Given problem ▸
Your answer must consist solely of the number of lines that contain the word "contiguous".

Collected data:
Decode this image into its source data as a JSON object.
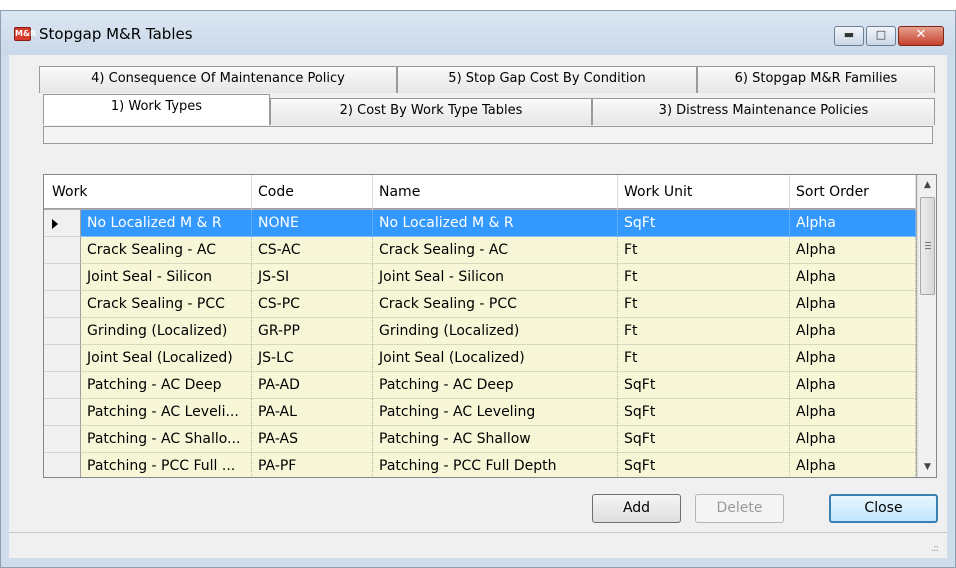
{
  "window": {
    "title": "Stopgap M&R Tables",
    "icon_text": "M&R",
    "minimize_symbol": "▬",
    "maximize_symbol": "□",
    "close_symbol": "✕"
  },
  "tabs": {
    "row_back": [
      {
        "label": "4) Consequence Of Maintenance Policy"
      },
      {
        "label": "5) Stop Gap Cost By Condition"
      },
      {
        "label": "6) Stopgap M&R Families"
      }
    ],
    "row_front": [
      {
        "label": "1) Work Types"
      },
      {
        "label": "2) Cost By Work Type Tables"
      },
      {
        "label": "3) Distress Maintenance Policies"
      }
    ],
    "active": "1) Work Types"
  },
  "grid": {
    "columns": [
      "Work",
      "Code",
      "Name",
      "Work Unit",
      "Sort Order"
    ],
    "rows": [
      {
        "work": "No Localized M & R",
        "code": "NONE",
        "name": "No Localized M & R",
        "unit": "SqFt",
        "sort": "Alpha",
        "selected": true
      },
      {
        "work": "Crack Sealing - AC",
        "code": "CS-AC",
        "name": "Crack Sealing - AC",
        "unit": "Ft",
        "sort": "Alpha"
      },
      {
        "work": "Joint Seal - Silicon",
        "code": "JS-SI",
        "name": "Joint Seal - Silicon",
        "unit": "Ft",
        "sort": "Alpha"
      },
      {
        "work": "Crack Sealing - PCC",
        "code": "CS-PC",
        "name": "Crack Sealing - PCC",
        "unit": "Ft",
        "sort": "Alpha"
      },
      {
        "work": "Grinding (Localized)",
        "code": "GR-PP",
        "name": "Grinding (Localized)",
        "unit": "Ft",
        "sort": "Alpha"
      },
      {
        "work": "Joint Seal (Localized)",
        "code": "JS-LC",
        "name": "Joint Seal (Localized)",
        "unit": "Ft",
        "sort": "Alpha"
      },
      {
        "work": "Patching - AC Deep",
        "code": "PA-AD",
        "name": "Patching - AC Deep",
        "unit": "SqFt",
        "sort": "Alpha"
      },
      {
        "work": "Patching - AC Leveli...",
        "code": "PA-AL",
        "name": "Patching - AC Leveling",
        "unit": "SqFt",
        "sort": "Alpha"
      },
      {
        "work": "Patching - AC Shallo...",
        "code": "PA-AS",
        "name": "Patching - AC Shallow",
        "unit": "SqFt",
        "sort": "Alpha"
      },
      {
        "work": "Patching - PCC Full ...",
        "code": "PA-PF",
        "name": "Patching - PCC Full Depth",
        "unit": "SqFt",
        "sort": "Alpha"
      }
    ]
  },
  "buttons": {
    "add": "Add",
    "delete": "Delete",
    "close": "Close"
  },
  "scrollbar": {
    "up_symbol": "▲",
    "down_symbol": "▼"
  },
  "statusbar": {
    "grip_symbol": ".::"
  },
  "colors": {
    "selected_row": "#3399ff",
    "row_background": "#f7f7d8",
    "frame": "#cfdcea"
  }
}
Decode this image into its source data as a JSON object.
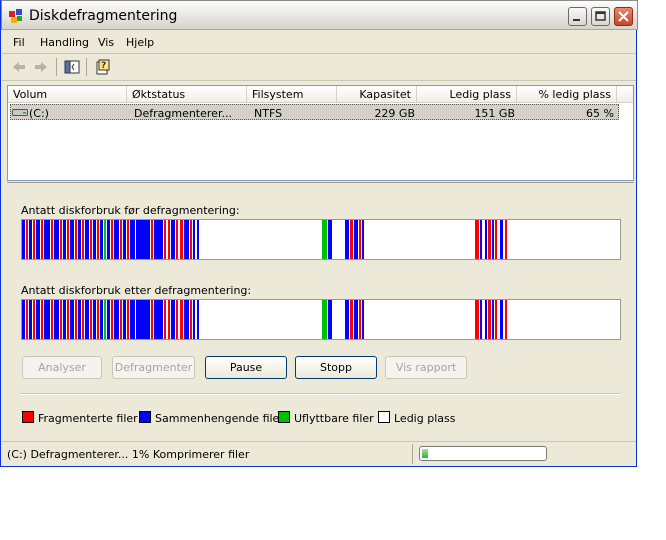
{
  "window": {
    "title": "Diskdefragmentering"
  },
  "menu": [
    {
      "label": "Fil"
    },
    {
      "label": "Handling"
    },
    {
      "label": "Vis"
    },
    {
      "label": "Hjelp"
    }
  ],
  "list": {
    "headers": [
      "Volum",
      "Øktstatus",
      "Filsystem",
      "Kapasitet",
      "Ledig plass",
      "% ledig plass"
    ],
    "rows": [
      {
        "volume": "(C:)",
        "status": "Defragmenterer...",
        "filesystem": "NTFS",
        "capacity": "229 GB",
        "free": "151 GB",
        "free_pct": "65 %"
      }
    ]
  },
  "before_label": "Antatt diskforbruk før defragmentering:",
  "after_label": "Antatt diskforbruk etter defragmentering:",
  "buttons": {
    "analyze": "Analyser",
    "defrag": "Defragmenter",
    "pause": "Pause",
    "stop": "Stopp",
    "report": "Vis rapport"
  },
  "legend": {
    "fragmented": "Fragmenterte filer",
    "contiguous": "Sammenhengende filer",
    "unmovable": "Uflyttbare filer",
    "free": "Ledig plass"
  },
  "colors": {
    "fragmented": "#ff0000",
    "contiguous": "#0000ff",
    "unmovable": "#00c000",
    "free": "#ffffff"
  },
  "status": {
    "text": "(C:) Defragmenterer...  1%  Komprimerer filer",
    "progress": 0.01
  }
}
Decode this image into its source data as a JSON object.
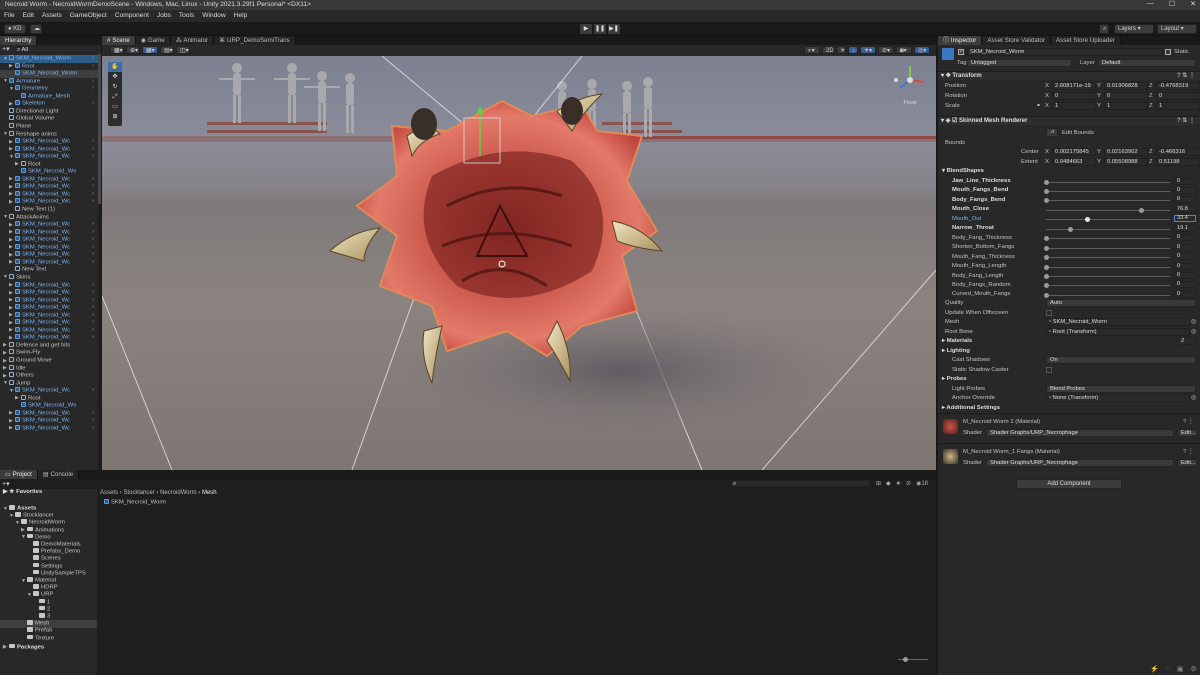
{
  "window": {
    "title": "Necroid Worm - NecroidWormDemoScene - Windows, Mac, Linux - Unity 2021.3.29f1 Personal* <DX11>",
    "controls": [
      "—",
      "☐",
      "✕"
    ]
  },
  "menu": [
    "File",
    "Edit",
    "Assets",
    "GameObject",
    "Component",
    "Jobs",
    "Tools",
    "Window",
    "Help"
  ],
  "toolbar": {
    "account": "KD",
    "layers": "Layers",
    "layout": "Layout"
  },
  "hierarchy": {
    "tab": "Hierarchy",
    "search": "All",
    "rows": [
      {
        "t": "SKM_Necroid_Worm",
        "d": 0,
        "k": "prefab",
        "a": "▼",
        "s": true
      },
      {
        "t": "Root",
        "d": 1,
        "k": "prefab",
        "a": "▶"
      },
      {
        "t": "SKM_Necroid_Worm",
        "d": 1,
        "k": "prefab",
        "a": "",
        "s2": true
      },
      {
        "t": "Armature",
        "d": 0,
        "k": "prefab",
        "a": "▼"
      },
      {
        "t": "Geometry",
        "d": 1,
        "k": "prefab",
        "a": "▼"
      },
      {
        "t": "Armature_Mesh",
        "d": 2,
        "k": "prefab",
        "a": ""
      },
      {
        "t": "Skeleton",
        "d": 1,
        "k": "prefab",
        "a": "▶"
      },
      {
        "t": "Directional Light",
        "d": 0,
        "k": "obj",
        "a": ""
      },
      {
        "t": "Global Volume",
        "d": 0,
        "k": "obj",
        "a": ""
      },
      {
        "t": "Plane",
        "d": 0,
        "k": "obj",
        "a": ""
      },
      {
        "t": "Reshape anims",
        "d": 0,
        "k": "obj",
        "a": "▼"
      },
      {
        "t": "SKM_Necroid_Wc",
        "d": 1,
        "k": "prefab",
        "a": "▶"
      },
      {
        "t": "SKM_Necroid_Wc",
        "d": 1,
        "k": "prefab",
        "a": "▶"
      },
      {
        "t": "SKM_Necroid_Wc",
        "d": 1,
        "k": "prefab",
        "a": "▼"
      },
      {
        "t": "Root",
        "d": 2,
        "k": "obj",
        "a": "▶"
      },
      {
        "t": "SKM_Necroid_Wo",
        "d": 2,
        "k": "prefab",
        "a": ""
      },
      {
        "t": "SKM_Necroid_Wc",
        "d": 1,
        "k": "prefab",
        "a": "▶"
      },
      {
        "t": "SKM_Necroid_Wc",
        "d": 1,
        "k": "prefab",
        "a": "▶"
      },
      {
        "t": "SKM_Necroid_Wc",
        "d": 1,
        "k": "prefab",
        "a": "▶"
      },
      {
        "t": "SKM_Necroid_Wc",
        "d": 1,
        "k": "prefab",
        "a": "▶"
      },
      {
        "t": "New Text (1)",
        "d": 1,
        "k": "obj",
        "a": ""
      },
      {
        "t": "AttackAnims",
        "d": 0,
        "k": "obj",
        "a": "▼"
      },
      {
        "t": "SKM_Necroid_Wc",
        "d": 1,
        "k": "prefab",
        "a": "▶"
      },
      {
        "t": "SKM_Necroid_Wc",
        "d": 1,
        "k": "prefab",
        "a": "▶"
      },
      {
        "t": "SKM_Necroid_Wc",
        "d": 1,
        "k": "prefab",
        "a": "▶"
      },
      {
        "t": "SKM_Necroid_Wc",
        "d": 1,
        "k": "prefab",
        "a": "▶"
      },
      {
        "t": "SKM_Necroid_Wc",
        "d": 1,
        "k": "prefab",
        "a": "▶"
      },
      {
        "t": "SKM_Necroid_Wc",
        "d": 1,
        "k": "prefab",
        "a": "▶"
      },
      {
        "t": "New Text",
        "d": 1,
        "k": "obj",
        "a": ""
      },
      {
        "t": "Skins",
        "d": 0,
        "k": "obj",
        "a": "▼"
      },
      {
        "t": "SKM_Necroid_Wc",
        "d": 1,
        "k": "prefab",
        "a": "▶"
      },
      {
        "t": "SKM_Necroid_Wc",
        "d": 1,
        "k": "prefab",
        "a": "▶"
      },
      {
        "t": "SKM_Necroid_Wc",
        "d": 1,
        "k": "prefab",
        "a": "▶"
      },
      {
        "t": "SKM_Necroid_Wc",
        "d": 1,
        "k": "prefab",
        "a": "▶"
      },
      {
        "t": "SKM_Necroid_Wc",
        "d": 1,
        "k": "prefab",
        "a": "▶"
      },
      {
        "t": "SKM_Necroid_Wc",
        "d": 1,
        "k": "prefab",
        "a": "▶"
      },
      {
        "t": "SKM_Necroid_Wc",
        "d": 1,
        "k": "prefab",
        "a": "▶"
      },
      {
        "t": "SKM_Necroid_Wc",
        "d": 1,
        "k": "prefab",
        "a": "▶"
      },
      {
        "t": "Defence and get hits",
        "d": 0,
        "k": "obj",
        "a": "▶"
      },
      {
        "t": "Swim-Fly",
        "d": 0,
        "k": "obj",
        "a": "▶"
      },
      {
        "t": "Ground Move",
        "d": 0,
        "k": "obj",
        "a": "▶"
      },
      {
        "t": "Idle",
        "d": 0,
        "k": "obj",
        "a": "▶"
      },
      {
        "t": "Others",
        "d": 0,
        "k": "obj",
        "a": "▶"
      },
      {
        "t": "Jump",
        "d": 0,
        "k": "obj",
        "a": "▼"
      },
      {
        "t": "SKM_Necroid_Wc",
        "d": 1,
        "k": "prefab",
        "a": "▼"
      },
      {
        "t": "Root",
        "d": 2,
        "k": "obj",
        "a": "▶"
      },
      {
        "t": "SKM_Necroid_Wo",
        "d": 2,
        "k": "prefab",
        "a": ""
      },
      {
        "t": "SKM_Necroid_Wc",
        "d": 1,
        "k": "prefab",
        "a": "▶"
      },
      {
        "t": "SKM_Necroid_Wc",
        "d": 1,
        "k": "prefab",
        "a": "▶"
      },
      {
        "t": "SKM_Necroid_Wc",
        "d": 1,
        "k": "prefab",
        "a": "▶"
      }
    ]
  },
  "scene": {
    "tabs": [
      "Scene",
      "Game",
      "Animator",
      "URP_DemoSemiTrans"
    ],
    "view_mode": "2D",
    "persp": "Persp"
  },
  "inspector": {
    "tabs": [
      "Inspector",
      "Asset Store Validator",
      "Asset Store Uploader"
    ],
    "object_name": "SKM_Necroid_Worm",
    "static_label": "Static",
    "tag_label": "Tag",
    "tag": "Untagged",
    "layer_label": "Layer",
    "layer": "Default",
    "transform": {
      "title": "Transform",
      "position": {
        "label": "Position",
        "x": "2.608171e-19",
        "y": "0.01906828",
        "z": "-0.4768319"
      },
      "rotation": {
        "label": "Rotation",
        "x": "0",
        "y": "0",
        "z": "0"
      },
      "scale": {
        "label": "Scale",
        "x": "1",
        "y": "1",
        "z": "1"
      }
    },
    "smr": {
      "title": "Skinned Mesh Renderer",
      "edit_bounds": "Edit Bounds",
      "bounds_label": "Bounds",
      "center": {
        "label": "Center",
        "x": "0.002175845",
        "y": "0.02163902",
        "z": "-0.466316"
      },
      "extent": {
        "label": "Extent",
        "x": "0.0484663",
        "y": "0.05508988",
        "z": "0.51198"
      },
      "blendshapes_label": "BlendShapes",
      "blendshapes": [
        {
          "name": "Jaw_Line_Thickness",
          "value": "0",
          "frac": 0,
          "bold": true
        },
        {
          "name": "Mouth_Fangs_Bend",
          "value": "0",
          "frac": 0,
          "bold": true
        },
        {
          "name": "Body_Fangs_Bend",
          "value": "0",
          "frac": 0,
          "bold": true
        },
        {
          "name": "Mouth_Close",
          "value": "76.8",
          "frac": 0.768,
          "bold": true
        },
        {
          "name": "Mouth_Out",
          "value": "33.4",
          "frac": 0.334,
          "bold": false,
          "active": true
        },
        {
          "name": "Narrow_Throat",
          "value": "19.1",
          "frac": 0.191,
          "bold": true
        },
        {
          "name": "Body_Fang_Thickness",
          "value": "0",
          "frac": 0
        },
        {
          "name": "Shorten_Bottom_Fangs",
          "value": "0",
          "frac": 0
        },
        {
          "name": "Mouth_Fang_Thickness",
          "value": "0",
          "frac": 0
        },
        {
          "name": "Mouth_Fang_Length",
          "value": "0",
          "frac": 0
        },
        {
          "name": "Body_Fang_Length",
          "value": "0",
          "frac": 0
        },
        {
          "name": "Body_Fangs_Random",
          "value": "0",
          "frac": 0
        },
        {
          "name": "Curved_Mouth_Fangs",
          "value": "0",
          "frac": 0
        }
      ],
      "quality": {
        "label": "Quality",
        "value": "Auto"
      },
      "update_offscreen": "Update When Offscreen",
      "mesh": {
        "label": "Mesh",
        "value": "SKM_Necroid_Worm"
      },
      "root_bone": {
        "label": "Root Bone",
        "value": "Root (Transform)"
      },
      "materials": {
        "label": "Materials",
        "value": "2"
      },
      "lighting": "Lighting",
      "cast_shadows": {
        "label": "Cast Shadows",
        "value": "On"
      },
      "static_caster": "Static Shadow Caster",
      "probes": "Probes",
      "light_probes": {
        "label": "Light Probes",
        "value": "Blend Probes"
      },
      "anchor": {
        "label": "Anchor Override",
        "value": "None (Transform)"
      },
      "additional": "Additional Settings"
    },
    "materials": [
      {
        "name": "M_Necroid Worm 1 (Material)",
        "shader_label": "Shader",
        "shader": "Shader Graphs/URP_Necrophage",
        "edit": "Edit..."
      },
      {
        "name": "M_Necroid Worm_1 Fangs (Material)",
        "shader_label": "Shader",
        "shader": "Shader Graphs/URP_Necrophage",
        "edit": "Edit..."
      }
    ],
    "add_component": "Add Component"
  },
  "project": {
    "tabs": [
      "Project",
      "Console"
    ],
    "favorites": "Favorites",
    "tree": [
      {
        "t": "Assets",
        "d": 0,
        "a": "▼",
        "b": true
      },
      {
        "t": "Stocklancer",
        "d": 1,
        "a": "▼"
      },
      {
        "t": "NecroidWorm",
        "d": 2,
        "a": "▼"
      },
      {
        "t": "Animations",
        "d": 3,
        "a": "▶"
      },
      {
        "t": "Demo",
        "d": 3,
        "a": "▼"
      },
      {
        "t": "DemoMaterials",
        "d": 4,
        "a": ""
      },
      {
        "t": "Prefabs_Demo",
        "d": 4,
        "a": ""
      },
      {
        "t": "Scenes",
        "d": 4,
        "a": ""
      },
      {
        "t": "Settings",
        "d": 4,
        "a": ""
      },
      {
        "t": "UnitySampleTPS",
        "d": 4,
        "a": ""
      },
      {
        "t": "Material",
        "d": 3,
        "a": "▼"
      },
      {
        "t": "HDRP",
        "d": 4,
        "a": ""
      },
      {
        "t": "URP",
        "d": 4,
        "a": "▼"
      },
      {
        "t": "1",
        "d": 5,
        "a": ""
      },
      {
        "t": "2",
        "d": 5,
        "a": ""
      },
      {
        "t": "3",
        "d": 5,
        "a": ""
      },
      {
        "t": "Mesh",
        "d": 3,
        "a": "",
        "sel": true
      },
      {
        "t": "Prefab",
        "d": 3,
        "a": ""
      },
      {
        "t": "Texture",
        "d": 3,
        "a": ""
      },
      {
        "t": "Packages",
        "d": 0,
        "a": "▶",
        "b": true
      }
    ],
    "breadcrumb": [
      "Assets",
      "Stocklancer",
      "NecroidWorm",
      "Mesh"
    ],
    "files": [
      "SKM_Necroid_Worm"
    ],
    "asset_count": "18"
  }
}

Task solution ▸
2